* Work required *
Count the lines containing "Type". Give the number alone.

* Input records *
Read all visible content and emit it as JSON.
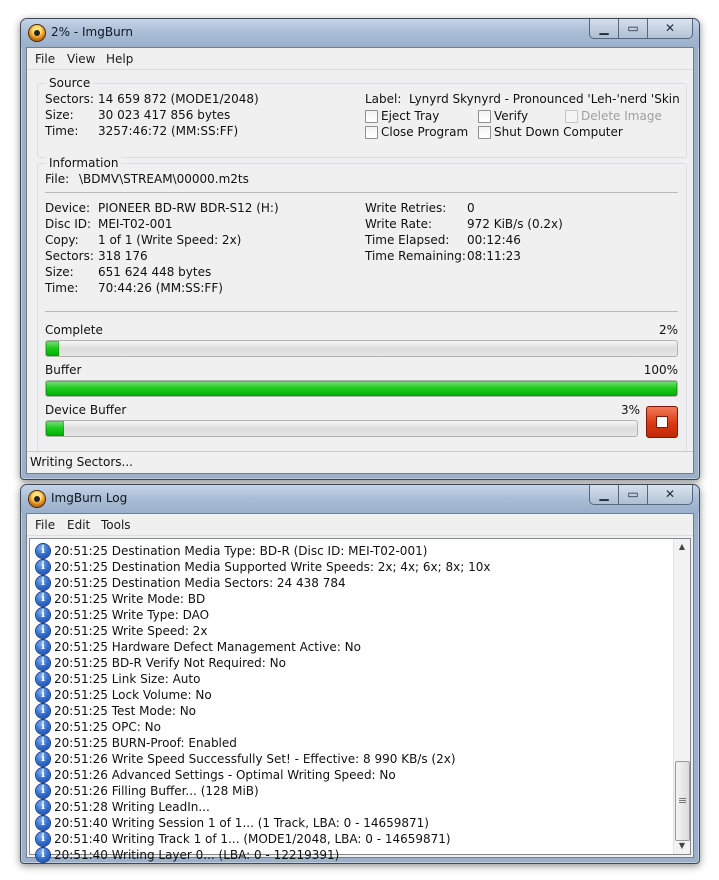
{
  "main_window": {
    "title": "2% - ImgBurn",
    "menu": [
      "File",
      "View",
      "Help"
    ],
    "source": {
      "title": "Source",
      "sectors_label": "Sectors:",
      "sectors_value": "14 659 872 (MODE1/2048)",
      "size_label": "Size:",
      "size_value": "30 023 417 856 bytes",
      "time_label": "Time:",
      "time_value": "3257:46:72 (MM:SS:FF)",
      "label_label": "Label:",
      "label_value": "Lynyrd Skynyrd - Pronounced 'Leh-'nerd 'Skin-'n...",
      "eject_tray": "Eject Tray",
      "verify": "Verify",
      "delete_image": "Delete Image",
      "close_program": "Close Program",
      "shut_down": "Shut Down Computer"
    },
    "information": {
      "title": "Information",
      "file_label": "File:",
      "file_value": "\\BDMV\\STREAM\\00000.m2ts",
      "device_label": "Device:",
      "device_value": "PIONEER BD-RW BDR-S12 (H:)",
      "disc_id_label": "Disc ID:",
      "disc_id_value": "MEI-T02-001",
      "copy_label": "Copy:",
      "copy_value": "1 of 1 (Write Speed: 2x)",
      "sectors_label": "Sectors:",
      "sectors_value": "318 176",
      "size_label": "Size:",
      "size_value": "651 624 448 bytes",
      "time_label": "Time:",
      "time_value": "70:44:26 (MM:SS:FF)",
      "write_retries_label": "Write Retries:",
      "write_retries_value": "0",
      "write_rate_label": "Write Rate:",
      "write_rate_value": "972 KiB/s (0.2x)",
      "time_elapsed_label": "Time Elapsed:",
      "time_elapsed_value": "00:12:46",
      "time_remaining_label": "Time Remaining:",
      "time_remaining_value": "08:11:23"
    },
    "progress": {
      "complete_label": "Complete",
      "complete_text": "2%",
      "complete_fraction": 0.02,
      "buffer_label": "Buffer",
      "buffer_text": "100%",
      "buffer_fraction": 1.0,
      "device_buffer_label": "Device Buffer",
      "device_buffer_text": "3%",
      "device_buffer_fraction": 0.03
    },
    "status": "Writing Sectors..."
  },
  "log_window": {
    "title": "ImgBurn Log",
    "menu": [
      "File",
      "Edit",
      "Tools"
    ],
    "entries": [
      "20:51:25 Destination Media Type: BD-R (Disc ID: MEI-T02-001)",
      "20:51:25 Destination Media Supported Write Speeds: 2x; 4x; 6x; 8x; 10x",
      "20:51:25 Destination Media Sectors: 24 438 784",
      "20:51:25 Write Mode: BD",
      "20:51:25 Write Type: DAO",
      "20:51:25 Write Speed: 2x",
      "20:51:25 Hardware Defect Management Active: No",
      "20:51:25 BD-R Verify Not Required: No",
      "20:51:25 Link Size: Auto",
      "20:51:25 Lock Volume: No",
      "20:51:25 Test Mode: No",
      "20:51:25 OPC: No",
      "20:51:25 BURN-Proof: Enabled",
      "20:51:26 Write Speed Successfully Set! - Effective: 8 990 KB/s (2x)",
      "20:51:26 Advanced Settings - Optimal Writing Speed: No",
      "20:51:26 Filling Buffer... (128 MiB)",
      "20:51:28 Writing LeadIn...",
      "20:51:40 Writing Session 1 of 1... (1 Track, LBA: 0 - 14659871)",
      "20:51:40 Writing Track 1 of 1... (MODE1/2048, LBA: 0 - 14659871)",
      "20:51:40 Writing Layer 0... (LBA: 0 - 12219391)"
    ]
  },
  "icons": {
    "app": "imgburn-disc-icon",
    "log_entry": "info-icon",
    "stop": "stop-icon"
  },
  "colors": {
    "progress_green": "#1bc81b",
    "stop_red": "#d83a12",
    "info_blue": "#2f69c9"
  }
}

* Complete output *
2